» **Task goal**: Print the full listing exactly.

» **Extracted material**:
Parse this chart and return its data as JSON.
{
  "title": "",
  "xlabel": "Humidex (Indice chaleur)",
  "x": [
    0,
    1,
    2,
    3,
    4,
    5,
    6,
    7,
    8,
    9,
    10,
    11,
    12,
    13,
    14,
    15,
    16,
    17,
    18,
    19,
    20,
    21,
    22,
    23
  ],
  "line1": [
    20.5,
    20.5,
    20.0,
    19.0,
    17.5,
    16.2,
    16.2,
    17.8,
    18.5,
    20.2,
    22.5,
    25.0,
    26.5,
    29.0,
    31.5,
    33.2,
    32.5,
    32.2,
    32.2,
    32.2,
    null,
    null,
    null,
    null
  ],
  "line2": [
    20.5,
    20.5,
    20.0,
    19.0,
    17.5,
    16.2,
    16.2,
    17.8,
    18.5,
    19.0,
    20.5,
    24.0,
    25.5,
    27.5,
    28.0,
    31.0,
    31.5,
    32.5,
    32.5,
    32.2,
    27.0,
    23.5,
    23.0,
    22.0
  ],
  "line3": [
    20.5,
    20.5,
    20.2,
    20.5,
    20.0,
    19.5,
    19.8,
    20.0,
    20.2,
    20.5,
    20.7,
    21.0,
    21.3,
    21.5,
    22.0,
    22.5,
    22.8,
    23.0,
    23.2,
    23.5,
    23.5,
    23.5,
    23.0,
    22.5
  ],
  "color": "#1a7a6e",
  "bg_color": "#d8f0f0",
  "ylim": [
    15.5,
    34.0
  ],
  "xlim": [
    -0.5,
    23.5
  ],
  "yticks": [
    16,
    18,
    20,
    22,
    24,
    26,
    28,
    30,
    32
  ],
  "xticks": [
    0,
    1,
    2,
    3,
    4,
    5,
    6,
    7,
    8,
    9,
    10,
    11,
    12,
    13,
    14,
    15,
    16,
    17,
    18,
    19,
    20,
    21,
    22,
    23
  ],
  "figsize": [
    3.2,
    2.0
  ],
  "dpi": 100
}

» **Result of this exercise**:
Parse this chart and return its data as JSON.
{
  "title": "",
  "xlabel": "Humidex (Indice chaleur)",
  "x": [
    0,
    1,
    2,
    3,
    4,
    5,
    6,
    7,
    8,
    9,
    10,
    11,
    12,
    13,
    14,
    15,
    16,
    17,
    18,
    19,
    20,
    21,
    22,
    23
  ],
  "line1": [
    20.5,
    20.5,
    20.0,
    19.0,
    17.5,
    16.2,
    16.2,
    17.8,
    18.5,
    20.2,
    22.5,
    25.0,
    26.5,
    29.0,
    31.5,
    33.2,
    32.5,
    32.2,
    32.2,
    32.2,
    null,
    null,
    null,
    null
  ],
  "line2": [
    20.5,
    20.5,
    20.0,
    19.0,
    17.5,
    16.2,
    16.2,
    17.8,
    18.5,
    19.0,
    20.5,
    24.0,
    25.5,
    27.5,
    28.0,
    31.0,
    31.5,
    32.5,
    32.5,
    32.2,
    27.0,
    23.5,
    23.0,
    22.0
  ],
  "line3": [
    20.5,
    20.5,
    20.2,
    20.5,
    20.0,
    19.5,
    19.8,
    20.0,
    20.2,
    20.5,
    20.7,
    21.0,
    21.3,
    21.5,
    22.0,
    22.5,
    22.8,
    23.0,
    23.2,
    23.5,
    23.5,
    23.5,
    23.0,
    22.5
  ],
  "color": "#1a7a6e",
  "bg_color": "#d8f0f0",
  "ylim": [
    15.5,
    34.0
  ],
  "xlim": [
    -0.5,
    23.5
  ],
  "yticks": [
    16,
    18,
    20,
    22,
    24,
    26,
    28,
    30,
    32
  ],
  "xticks": [
    0,
    1,
    2,
    3,
    4,
    5,
    6,
    7,
    8,
    9,
    10,
    11,
    12,
    13,
    14,
    15,
    16,
    17,
    18,
    19,
    20,
    21,
    22,
    23
  ],
  "figsize": [
    3.2,
    2.0
  ],
  "dpi": 100
}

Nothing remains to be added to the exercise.